• **PROBLEM TO SOLVE**: Could you write out the records below exactly as they appear, leaving out any pictures?
===== INPUT DATA
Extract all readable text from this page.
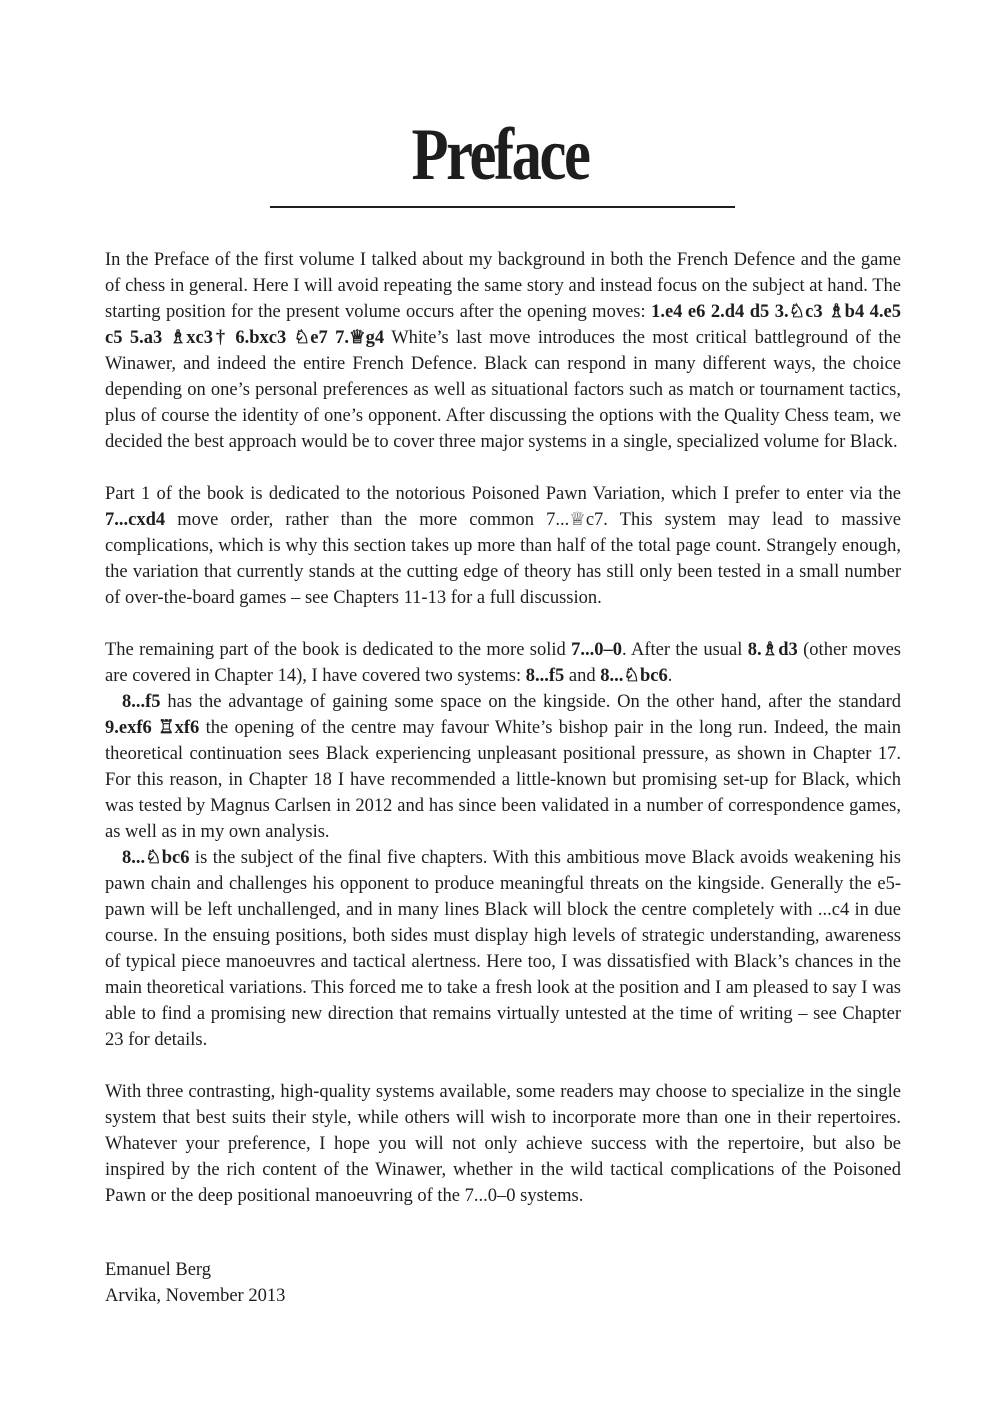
Preface

In the Preface of the first volume I talked about my background in both the French Defence and the game of chess in general. Here I will avoid repeating the same story and instead focus on the subject at hand. The starting position for the present volume occurs after the opening moves: 1.e4 e6 2.d4 d5 3.♘c3 ♗b4 4.e5 c5 5.a3 ♗xc3† 6.bxc3 ♘e7 7.♕g4 White’s last move introduces the most critical battleground of the Winawer, and indeed the entire French Defence. Black can respond in many different ways, the choice depending on one’s personal preferences as well as situational factors such as match or tournament tactics, plus of course the identity of one’s opponent. After discussing the options with the Quality Chess team, we decided the best approach would be to cover three major systems in a single, specialized volume for Black.

Part 1 of the book is dedicated to the notorious Poisoned Pawn Variation, which I prefer to enter via the 7...cxd4 move order, rather than the more common 7...♕c7. This system may lead to massive complications, which is why this section takes up more than half of the total page count. Strangely enough, the variation that currently stands at the cutting edge of theory has still only been tested in a small number of over-the-board games – see Chapters 11-13 for a full discussion.

The remaining part of the book is dedicated to the more solid 7...0–0. After the usual 8.♗d3 (other moves are covered in Chapter 14), I have covered two systems: 8...f5 and 8...♘bc6.

8...f5 has the advantage of gaining some space on the kingside. On the other hand, after the standard 9.exf6 ♖xf6 the opening of the centre may favour White’s bishop pair in the long run. Indeed, the main theoretical continuation sees Black experiencing unpleasant positional pressure, as shown in Chapter 17. For this reason, in Chapter 18 I have recommended a little-known but promising set-up for Black, which was tested by Magnus Carlsen in 2012 and has since been validated in a number of correspondence games, as well as in my own analysis.

8...♘bc6 is the subject of the final five chapters. With this ambitious move Black avoids weakening his pawn chain and challenges his opponent to produce meaningful threats on the kingside. Generally the e5-pawn will be left unchallenged, and in many lines Black will block the centre completely with ...c4 in due course. In the ensuing positions, both sides must display high levels of strategic understanding, awareness of typical piece manoeuvres and tactical alertness. Here too, I was dissatisfied with Black’s chances in the main theoretical variations. This forced me to take a fresh look at the position and I am pleased to say I was able to find a promising new direction that remains virtually untested at the time of writing – see Chapter 23 for details.

With three contrasting, high-quality systems available, some readers may choose to specialize in the single system that best suits their style, while others will wish to incorporate more than one in their repertoires. Whatever your preference, I hope you will not only achieve success with the repertoire, but also be inspired by the rich content of the Winawer, whether in the wild tactical complications of the Poisoned Pawn or the deep positional manoeuvring of the 7...0–0 systems.

Emanuel Berg
Arvika, November 2013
==========
• **SOLVED EXERCISE**:
Extract all readable text from this page.
Preface

In the Preface of the first volume I talked about my background in both the French Defence and the game of chess in general. Here I will avoid repeating the same story and instead focus on the subject at hand. The starting position for the present volume occurs after the opening moves: 1.e4 e6 2.d4 d5 3.♘c3 ♗b4 4.e5 c5 5.a3 ♗xc3† 6.bxc3 ♘e7 7.♕g4 White’s last move introduces the most critical battleground of the Winawer, and indeed the entire French Defence. Black can respond in many different ways, the choice depending on one’s personal preferences as well as situational factors such as match or tournament tactics, plus of course the identity of one’s opponent. After discussing the options with the Quality Chess team, we decided the best approach would be to cover three major systems in a single, specialized volume for Black.

Part 1 of the book is dedicated to the notorious Poisoned Pawn Variation, which I prefer to enter via the 7...cxd4 move order, rather than the more common 7...♕c7. This system may lead to massive complications, which is why this section takes up more than half of the total page count. Strangely enough, the variation that currently stands at the cutting edge of theory has still only been tested in a small number of over-the-board games – see Chapters 11-13 for a full discussion.

The remaining part of the book is dedicated to the more solid 7...0–0. After the usual 8.♗d3 (other moves are covered in Chapter 14), I have covered two systems: 8...f5 and 8...♘bc6.

8...f5 has the advantage of gaining some space on the kingside. On the other hand, after the standard 9.exf6 ♖xf6 the opening of the centre may favour White’s bishop pair in the long run. Indeed, the main theoretical continuation sees Black experiencing unpleasant positional pressure, as shown in Chapter 17. For this reason, in Chapter 18 I have recommended a little-known but promising set-up for Black, which was tested by Magnus Carlsen in 2012 and has since been validated in a number of correspondence games, as well as in my own analysis.

8...♘bc6 is the subject of the final five chapters. With this ambitious move Black avoids weakening his pawn chain and challenges his opponent to produce meaningful threats on the kingside. Generally the e5-pawn will be left unchallenged, and in many lines Black will block the centre completely with ...c4 in due course. In the ensuing positions, both sides must display high levels of strategic understanding, awareness of typical piece manoeuvres and tactical alertness. Here too, I was dissatisfied with Black’s chances in the main theoretical variations. This forced me to take a fresh look at the position and I am pleased to say I was able to find a promising new direction that remains virtually untested at the time of writing – see Chapter 23 for details.

With three contrasting, high-quality systems available, some readers may choose to specialize in the single system that best suits their style, while others will wish to incorporate more than one in their repertoires. Whatever your preference, I hope you will not only achieve success with the repertoire, but also be inspired by the rich content of the Winawer, whether in the wild tactical complications of the Poisoned Pawn or the deep positional manoeuvring of the 7...0–0 systems.

Emanuel Berg
Arvika, November 2013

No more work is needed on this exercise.